The Moon may preserve a record of the raw ingredients that helped life begin on Earth. New analysis of lunar samples returned by China’s Chang’e missions has revealed a diverse suite of organic compounds embedded within the soil. They offer a rare glimpse of the early Solar System’s chemistry that has long since been erased from our planet.
The findings come from material collected by Chang’e-5 and Chang’e-6, which brought back samples from the Moon’s surface in 2020 and 2024 respectively. Using high-resolution analytical techniques, researchers identified nitrogen-bearing organic matter occurring in several distinct forms, including particle-like fragments, thin coatings and inclusions within mineral grains.
These features are typically only a few micrometres across or smaller. Chemically, the material is dominated by carbon, nitrogen and oxygen, and is largely amorphous rather than crystalline. In some cases, the team identified amide functional groups, which represent a more complex level of chemical organisation. These findings indicate that the lunar organic matter has undergone some chemical reworking, rather than remaining in a primitive, unaltered state.
To be clear, these compounds are not signs of life. Instead, they are simple carbon-based molecules, widely regarded as the chemical precursors to biology. Yet, their presence on the Moon is significant because it provides a relatively unaltered record of the processes that distributed and transformed organic material in the early Solar System.
According to the research team, the most likely origin of the material is from colliding asteroids and comets that were rich in organic compounds. The cratered face of the Moon tells us that these have bombarded the lunar surface for billions of years. As they struck, they delivered carbon-bearing material that became mixed into the regolith. Unlike Earth, where geological activity and weathering recycle and erase ancient records, the Moon has remained largely unchanged, even though the researchers found that some alteration had clearly taken place.
Isotopic measurements reinforce this picture of active processing on the lunar surface. Isotopes are atoms of the same element that have different masses because they contain different numbers of neutrons. Researchers found that the hydrogen, carbon and nitrogen isotopic ratios are systematically lighter than those typically found in carbonaceous meteorites, implying that the material has been modified after its initial delivery.

RECORDED INFORMATION:
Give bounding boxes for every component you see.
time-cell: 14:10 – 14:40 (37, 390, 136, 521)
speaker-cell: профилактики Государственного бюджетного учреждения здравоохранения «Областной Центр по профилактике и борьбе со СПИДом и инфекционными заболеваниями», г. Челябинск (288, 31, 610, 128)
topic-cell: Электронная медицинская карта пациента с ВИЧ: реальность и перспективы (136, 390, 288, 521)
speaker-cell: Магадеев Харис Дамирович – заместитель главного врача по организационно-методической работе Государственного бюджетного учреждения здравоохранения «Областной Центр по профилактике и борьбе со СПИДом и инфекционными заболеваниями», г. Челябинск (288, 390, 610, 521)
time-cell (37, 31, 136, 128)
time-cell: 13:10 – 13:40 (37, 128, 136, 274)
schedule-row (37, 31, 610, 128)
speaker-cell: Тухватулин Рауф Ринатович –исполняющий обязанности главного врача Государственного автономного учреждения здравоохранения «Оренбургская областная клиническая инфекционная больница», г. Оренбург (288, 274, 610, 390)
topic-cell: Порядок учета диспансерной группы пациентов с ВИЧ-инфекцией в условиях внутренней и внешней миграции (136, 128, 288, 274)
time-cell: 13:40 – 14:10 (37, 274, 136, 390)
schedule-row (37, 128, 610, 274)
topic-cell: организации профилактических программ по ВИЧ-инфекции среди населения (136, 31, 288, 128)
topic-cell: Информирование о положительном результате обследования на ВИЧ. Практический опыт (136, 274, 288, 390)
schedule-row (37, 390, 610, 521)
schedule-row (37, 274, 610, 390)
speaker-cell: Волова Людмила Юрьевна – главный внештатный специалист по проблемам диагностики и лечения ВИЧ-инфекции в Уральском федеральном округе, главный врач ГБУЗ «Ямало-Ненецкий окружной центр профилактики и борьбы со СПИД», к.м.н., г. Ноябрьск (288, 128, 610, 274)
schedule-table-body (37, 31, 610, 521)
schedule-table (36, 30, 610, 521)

EXERCISE DETAILS: Drawing on the text about organic compounds in Chang'e lunar samples, explain why the Moon can preserve a record of early Solar System chemistry that Earth has lost.

REPLY: On Earth, geological activity and weathering recycle and erase ancient records. The Moon has remained largely unchanged, though some alteration has taken place. So the carbon-bearing material that organic-rich asteroids and comets delivered over billions of years has stayed mixed into its regolith in a relatively unaltered state.